• _Your instructions_: Show every line containing "Creek" by copying it.
** Start **
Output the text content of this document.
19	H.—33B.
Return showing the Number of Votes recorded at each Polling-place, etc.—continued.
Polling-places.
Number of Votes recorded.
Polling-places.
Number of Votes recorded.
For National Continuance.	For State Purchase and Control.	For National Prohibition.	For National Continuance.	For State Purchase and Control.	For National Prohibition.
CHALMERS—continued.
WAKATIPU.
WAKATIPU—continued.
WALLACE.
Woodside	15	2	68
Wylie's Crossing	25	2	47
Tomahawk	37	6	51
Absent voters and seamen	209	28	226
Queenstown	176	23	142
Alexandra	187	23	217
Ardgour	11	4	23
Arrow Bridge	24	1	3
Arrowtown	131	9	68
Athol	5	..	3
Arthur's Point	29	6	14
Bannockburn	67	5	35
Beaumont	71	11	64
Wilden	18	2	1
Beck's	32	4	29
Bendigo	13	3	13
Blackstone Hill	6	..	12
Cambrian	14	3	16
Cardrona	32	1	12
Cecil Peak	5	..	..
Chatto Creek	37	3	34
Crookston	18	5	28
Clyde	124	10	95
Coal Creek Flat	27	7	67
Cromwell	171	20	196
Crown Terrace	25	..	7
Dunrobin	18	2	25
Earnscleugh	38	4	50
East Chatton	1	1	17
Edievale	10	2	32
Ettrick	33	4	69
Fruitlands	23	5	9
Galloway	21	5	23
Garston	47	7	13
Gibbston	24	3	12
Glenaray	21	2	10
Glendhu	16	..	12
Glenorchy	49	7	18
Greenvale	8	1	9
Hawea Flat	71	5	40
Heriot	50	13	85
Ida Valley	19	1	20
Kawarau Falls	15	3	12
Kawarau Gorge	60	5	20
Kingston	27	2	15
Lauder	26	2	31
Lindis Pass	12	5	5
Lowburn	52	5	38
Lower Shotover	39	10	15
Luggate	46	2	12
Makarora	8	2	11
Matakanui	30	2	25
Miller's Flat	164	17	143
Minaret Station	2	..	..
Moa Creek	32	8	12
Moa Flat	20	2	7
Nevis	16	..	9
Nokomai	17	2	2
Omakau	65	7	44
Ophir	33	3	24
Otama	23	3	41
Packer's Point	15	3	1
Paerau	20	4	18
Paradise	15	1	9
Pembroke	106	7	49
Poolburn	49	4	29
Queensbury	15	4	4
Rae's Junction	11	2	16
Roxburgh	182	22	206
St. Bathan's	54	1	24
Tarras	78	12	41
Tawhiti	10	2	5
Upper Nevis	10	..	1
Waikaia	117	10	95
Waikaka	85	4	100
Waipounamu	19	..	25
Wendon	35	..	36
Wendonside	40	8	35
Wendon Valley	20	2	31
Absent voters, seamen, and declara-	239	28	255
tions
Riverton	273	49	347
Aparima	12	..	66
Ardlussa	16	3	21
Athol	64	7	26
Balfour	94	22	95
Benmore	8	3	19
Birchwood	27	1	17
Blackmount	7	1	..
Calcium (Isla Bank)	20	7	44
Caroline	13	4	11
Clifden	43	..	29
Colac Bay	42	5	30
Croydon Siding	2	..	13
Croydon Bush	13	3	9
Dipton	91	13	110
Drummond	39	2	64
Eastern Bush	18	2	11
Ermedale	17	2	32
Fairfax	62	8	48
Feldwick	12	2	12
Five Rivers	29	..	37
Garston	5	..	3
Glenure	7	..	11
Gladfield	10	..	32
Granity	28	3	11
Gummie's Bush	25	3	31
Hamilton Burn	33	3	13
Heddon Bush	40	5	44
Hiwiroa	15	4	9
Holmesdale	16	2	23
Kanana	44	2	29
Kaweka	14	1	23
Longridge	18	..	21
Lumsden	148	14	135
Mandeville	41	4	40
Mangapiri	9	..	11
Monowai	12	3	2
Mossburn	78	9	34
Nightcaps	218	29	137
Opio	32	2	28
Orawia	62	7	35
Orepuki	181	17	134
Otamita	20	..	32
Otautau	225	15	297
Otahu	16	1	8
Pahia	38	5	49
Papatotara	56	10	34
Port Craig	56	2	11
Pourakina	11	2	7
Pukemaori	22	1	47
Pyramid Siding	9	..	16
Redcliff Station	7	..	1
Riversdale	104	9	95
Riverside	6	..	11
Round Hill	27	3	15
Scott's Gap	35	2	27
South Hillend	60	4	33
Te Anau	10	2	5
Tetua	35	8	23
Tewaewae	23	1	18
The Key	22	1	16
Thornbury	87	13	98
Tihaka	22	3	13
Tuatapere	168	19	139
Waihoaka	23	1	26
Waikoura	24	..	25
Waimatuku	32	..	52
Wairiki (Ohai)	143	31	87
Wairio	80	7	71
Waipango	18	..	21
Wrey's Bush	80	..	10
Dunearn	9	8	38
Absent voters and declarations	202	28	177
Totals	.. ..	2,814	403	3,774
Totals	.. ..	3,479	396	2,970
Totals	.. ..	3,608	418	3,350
** End **
• _Complete response_:
Chatto Creek	37	3	34
Coal Creek Flat	27	7	67
Moa Creek	32	8	12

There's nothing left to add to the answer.